* _EXERCISE PROMPT_
How many lines in the records below hold the string "TNDN"? Answer with the number alone.
━━━━━ TASK DATA
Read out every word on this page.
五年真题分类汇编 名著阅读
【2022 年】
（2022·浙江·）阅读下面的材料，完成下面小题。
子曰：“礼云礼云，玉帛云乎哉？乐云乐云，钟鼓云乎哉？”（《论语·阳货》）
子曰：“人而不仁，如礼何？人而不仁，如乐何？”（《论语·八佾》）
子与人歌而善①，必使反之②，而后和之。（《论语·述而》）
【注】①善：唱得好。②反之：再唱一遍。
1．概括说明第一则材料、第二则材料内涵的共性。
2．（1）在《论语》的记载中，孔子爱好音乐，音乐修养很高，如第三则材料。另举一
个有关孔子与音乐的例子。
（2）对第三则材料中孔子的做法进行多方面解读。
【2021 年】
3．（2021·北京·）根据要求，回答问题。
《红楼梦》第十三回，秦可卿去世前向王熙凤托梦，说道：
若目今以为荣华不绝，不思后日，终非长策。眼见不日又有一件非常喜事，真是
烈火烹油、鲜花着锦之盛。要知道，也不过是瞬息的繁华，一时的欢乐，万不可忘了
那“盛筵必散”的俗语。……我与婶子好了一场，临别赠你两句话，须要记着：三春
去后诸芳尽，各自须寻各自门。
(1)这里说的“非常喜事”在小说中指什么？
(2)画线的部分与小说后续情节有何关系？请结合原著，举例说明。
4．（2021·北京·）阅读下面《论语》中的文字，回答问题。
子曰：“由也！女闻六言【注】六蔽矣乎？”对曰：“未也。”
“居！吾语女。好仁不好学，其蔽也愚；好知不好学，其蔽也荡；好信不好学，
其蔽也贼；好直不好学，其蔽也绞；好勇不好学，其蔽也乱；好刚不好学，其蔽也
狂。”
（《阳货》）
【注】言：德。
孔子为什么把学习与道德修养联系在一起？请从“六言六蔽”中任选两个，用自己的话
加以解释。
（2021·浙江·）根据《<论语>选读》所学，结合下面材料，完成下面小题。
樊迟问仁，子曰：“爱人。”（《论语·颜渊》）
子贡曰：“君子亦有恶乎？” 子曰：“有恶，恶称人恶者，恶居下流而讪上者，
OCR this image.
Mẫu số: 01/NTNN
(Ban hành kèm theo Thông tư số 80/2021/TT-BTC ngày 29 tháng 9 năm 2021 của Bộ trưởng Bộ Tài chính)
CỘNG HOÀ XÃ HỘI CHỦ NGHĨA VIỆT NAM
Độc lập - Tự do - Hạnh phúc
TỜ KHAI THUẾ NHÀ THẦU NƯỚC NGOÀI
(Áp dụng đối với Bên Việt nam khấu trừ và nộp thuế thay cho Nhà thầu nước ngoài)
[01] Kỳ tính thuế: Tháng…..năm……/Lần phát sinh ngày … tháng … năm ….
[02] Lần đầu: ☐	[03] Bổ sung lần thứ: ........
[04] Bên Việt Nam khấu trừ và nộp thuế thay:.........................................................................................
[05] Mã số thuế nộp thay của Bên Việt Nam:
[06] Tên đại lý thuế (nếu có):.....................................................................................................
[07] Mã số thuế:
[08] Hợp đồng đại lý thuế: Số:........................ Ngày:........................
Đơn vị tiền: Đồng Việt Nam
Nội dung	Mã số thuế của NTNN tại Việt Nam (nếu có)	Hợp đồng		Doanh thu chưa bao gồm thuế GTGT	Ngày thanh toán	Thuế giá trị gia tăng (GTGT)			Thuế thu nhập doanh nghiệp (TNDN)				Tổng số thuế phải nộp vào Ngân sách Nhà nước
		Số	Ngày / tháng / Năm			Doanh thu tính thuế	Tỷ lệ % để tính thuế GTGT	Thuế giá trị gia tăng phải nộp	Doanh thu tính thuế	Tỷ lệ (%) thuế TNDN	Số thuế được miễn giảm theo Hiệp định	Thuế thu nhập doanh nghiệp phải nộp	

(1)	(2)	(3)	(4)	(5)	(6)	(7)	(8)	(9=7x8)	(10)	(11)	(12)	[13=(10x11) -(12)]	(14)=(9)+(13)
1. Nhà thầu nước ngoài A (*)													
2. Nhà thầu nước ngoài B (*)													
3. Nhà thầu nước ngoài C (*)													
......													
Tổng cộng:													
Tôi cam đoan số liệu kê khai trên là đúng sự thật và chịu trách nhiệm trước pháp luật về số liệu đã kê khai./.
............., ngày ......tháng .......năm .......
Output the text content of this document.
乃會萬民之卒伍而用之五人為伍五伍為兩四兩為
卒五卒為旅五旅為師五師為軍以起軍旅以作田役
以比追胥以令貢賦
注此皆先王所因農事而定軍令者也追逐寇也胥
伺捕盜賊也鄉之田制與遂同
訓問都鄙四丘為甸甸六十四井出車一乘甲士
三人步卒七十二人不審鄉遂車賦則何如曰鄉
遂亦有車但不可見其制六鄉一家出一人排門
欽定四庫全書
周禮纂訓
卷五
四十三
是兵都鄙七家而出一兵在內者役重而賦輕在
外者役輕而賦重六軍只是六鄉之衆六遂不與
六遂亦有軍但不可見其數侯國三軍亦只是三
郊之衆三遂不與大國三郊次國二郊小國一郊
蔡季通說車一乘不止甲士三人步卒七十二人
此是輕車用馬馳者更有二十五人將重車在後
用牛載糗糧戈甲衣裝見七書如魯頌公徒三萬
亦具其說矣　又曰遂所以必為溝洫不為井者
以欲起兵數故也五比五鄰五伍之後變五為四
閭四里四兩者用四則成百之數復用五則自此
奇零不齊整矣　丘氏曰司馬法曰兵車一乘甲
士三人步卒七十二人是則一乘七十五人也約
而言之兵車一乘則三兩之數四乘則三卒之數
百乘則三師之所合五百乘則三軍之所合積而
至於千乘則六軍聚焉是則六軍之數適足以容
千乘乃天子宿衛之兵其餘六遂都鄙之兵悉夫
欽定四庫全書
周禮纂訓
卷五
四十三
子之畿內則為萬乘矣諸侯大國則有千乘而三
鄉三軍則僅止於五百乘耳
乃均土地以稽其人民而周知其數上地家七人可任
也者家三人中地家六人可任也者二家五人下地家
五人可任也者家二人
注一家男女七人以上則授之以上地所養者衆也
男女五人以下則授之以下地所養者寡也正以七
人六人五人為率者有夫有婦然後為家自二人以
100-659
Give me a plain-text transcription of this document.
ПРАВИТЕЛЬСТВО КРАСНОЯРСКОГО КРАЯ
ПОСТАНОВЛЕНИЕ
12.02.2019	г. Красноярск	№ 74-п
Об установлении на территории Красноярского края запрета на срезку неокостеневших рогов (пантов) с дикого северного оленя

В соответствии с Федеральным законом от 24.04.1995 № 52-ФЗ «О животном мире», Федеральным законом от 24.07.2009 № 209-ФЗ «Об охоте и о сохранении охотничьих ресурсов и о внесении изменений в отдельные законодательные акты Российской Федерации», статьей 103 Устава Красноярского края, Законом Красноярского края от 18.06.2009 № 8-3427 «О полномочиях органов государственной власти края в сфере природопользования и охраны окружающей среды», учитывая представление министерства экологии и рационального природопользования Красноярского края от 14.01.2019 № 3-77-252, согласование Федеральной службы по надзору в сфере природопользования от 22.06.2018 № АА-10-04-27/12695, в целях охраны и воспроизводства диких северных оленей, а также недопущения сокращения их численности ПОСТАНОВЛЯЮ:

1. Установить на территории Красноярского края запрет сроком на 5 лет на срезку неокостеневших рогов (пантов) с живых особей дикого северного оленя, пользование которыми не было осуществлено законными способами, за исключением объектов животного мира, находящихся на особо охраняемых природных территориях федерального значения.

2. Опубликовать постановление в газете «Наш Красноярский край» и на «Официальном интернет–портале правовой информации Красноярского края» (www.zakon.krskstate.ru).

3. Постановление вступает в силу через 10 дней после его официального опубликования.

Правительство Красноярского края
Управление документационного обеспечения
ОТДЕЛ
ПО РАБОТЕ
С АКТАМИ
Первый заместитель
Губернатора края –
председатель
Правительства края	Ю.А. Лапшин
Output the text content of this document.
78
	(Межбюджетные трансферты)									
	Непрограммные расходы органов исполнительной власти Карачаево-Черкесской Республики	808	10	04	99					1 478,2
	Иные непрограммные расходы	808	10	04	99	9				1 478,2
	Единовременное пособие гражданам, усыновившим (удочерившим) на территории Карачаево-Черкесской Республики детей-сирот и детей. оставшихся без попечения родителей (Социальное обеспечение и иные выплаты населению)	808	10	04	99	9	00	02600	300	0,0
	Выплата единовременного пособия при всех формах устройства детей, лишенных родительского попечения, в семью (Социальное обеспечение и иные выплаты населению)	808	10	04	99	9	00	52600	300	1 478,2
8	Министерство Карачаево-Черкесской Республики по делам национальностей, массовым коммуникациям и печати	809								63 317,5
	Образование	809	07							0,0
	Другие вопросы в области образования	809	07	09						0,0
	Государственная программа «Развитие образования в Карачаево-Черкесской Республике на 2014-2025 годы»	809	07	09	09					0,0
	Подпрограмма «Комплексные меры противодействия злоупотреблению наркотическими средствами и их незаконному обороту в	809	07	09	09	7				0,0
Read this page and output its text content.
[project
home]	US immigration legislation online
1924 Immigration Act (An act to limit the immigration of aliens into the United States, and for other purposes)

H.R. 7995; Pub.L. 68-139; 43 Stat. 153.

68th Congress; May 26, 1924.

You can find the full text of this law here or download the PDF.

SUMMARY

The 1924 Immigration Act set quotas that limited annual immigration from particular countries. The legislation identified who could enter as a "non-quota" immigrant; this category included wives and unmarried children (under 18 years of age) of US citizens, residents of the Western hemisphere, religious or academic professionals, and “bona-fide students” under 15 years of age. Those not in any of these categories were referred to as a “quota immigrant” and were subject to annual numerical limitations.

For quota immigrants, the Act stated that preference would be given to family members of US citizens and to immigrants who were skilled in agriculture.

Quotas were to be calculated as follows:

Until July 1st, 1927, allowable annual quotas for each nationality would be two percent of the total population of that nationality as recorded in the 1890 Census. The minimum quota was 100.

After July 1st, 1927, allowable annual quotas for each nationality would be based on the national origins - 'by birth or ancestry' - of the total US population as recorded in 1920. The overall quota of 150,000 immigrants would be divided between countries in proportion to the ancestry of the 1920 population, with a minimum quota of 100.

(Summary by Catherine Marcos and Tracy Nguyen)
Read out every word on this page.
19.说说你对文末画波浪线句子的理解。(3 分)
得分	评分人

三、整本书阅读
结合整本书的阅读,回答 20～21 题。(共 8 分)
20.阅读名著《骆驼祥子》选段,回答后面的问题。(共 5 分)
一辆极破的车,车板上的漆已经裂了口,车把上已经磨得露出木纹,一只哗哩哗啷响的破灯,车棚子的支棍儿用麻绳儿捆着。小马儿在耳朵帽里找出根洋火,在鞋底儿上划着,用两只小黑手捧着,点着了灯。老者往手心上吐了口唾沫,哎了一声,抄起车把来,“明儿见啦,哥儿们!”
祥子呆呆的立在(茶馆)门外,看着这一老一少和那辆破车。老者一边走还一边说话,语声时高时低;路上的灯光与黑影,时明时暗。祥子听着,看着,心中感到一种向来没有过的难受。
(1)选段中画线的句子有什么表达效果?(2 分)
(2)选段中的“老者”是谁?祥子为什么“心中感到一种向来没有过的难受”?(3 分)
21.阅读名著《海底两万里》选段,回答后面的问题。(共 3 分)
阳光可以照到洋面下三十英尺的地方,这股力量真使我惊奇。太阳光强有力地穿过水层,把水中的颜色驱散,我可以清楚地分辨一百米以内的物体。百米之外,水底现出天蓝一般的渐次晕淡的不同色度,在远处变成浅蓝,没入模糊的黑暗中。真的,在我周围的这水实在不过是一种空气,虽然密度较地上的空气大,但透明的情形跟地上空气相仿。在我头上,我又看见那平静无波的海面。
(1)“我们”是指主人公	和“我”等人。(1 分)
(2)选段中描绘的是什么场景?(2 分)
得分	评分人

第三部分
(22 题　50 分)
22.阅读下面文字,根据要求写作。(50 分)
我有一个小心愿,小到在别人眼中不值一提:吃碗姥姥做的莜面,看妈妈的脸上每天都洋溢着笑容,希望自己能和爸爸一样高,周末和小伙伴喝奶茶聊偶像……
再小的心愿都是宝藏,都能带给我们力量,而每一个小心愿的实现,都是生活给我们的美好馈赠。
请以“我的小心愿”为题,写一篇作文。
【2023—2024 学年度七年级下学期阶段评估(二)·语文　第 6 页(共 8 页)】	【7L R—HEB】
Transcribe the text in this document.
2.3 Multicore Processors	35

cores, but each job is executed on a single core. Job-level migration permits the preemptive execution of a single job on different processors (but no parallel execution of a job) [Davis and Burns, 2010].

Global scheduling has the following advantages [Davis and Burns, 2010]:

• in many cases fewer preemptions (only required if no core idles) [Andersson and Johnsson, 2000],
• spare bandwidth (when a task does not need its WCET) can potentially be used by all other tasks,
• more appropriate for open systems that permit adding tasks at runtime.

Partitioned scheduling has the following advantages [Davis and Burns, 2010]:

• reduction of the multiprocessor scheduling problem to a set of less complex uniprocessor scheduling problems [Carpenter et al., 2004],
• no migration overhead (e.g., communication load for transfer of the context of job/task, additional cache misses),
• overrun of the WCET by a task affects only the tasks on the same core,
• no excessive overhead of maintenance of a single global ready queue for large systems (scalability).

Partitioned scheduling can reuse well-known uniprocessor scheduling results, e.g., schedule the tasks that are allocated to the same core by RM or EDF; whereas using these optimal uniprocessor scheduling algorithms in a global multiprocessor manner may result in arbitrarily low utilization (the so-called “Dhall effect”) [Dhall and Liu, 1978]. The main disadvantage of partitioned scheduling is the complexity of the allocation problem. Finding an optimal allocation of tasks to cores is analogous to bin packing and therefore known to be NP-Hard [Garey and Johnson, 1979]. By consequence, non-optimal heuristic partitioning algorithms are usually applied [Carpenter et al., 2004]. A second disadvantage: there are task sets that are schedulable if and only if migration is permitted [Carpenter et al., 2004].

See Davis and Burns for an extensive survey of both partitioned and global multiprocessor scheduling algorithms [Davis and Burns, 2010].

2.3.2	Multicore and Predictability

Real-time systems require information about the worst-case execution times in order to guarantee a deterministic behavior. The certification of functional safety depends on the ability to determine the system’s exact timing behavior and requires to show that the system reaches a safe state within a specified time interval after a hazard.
━━━━━━━━━━
* _EXERCISE RESULT_
2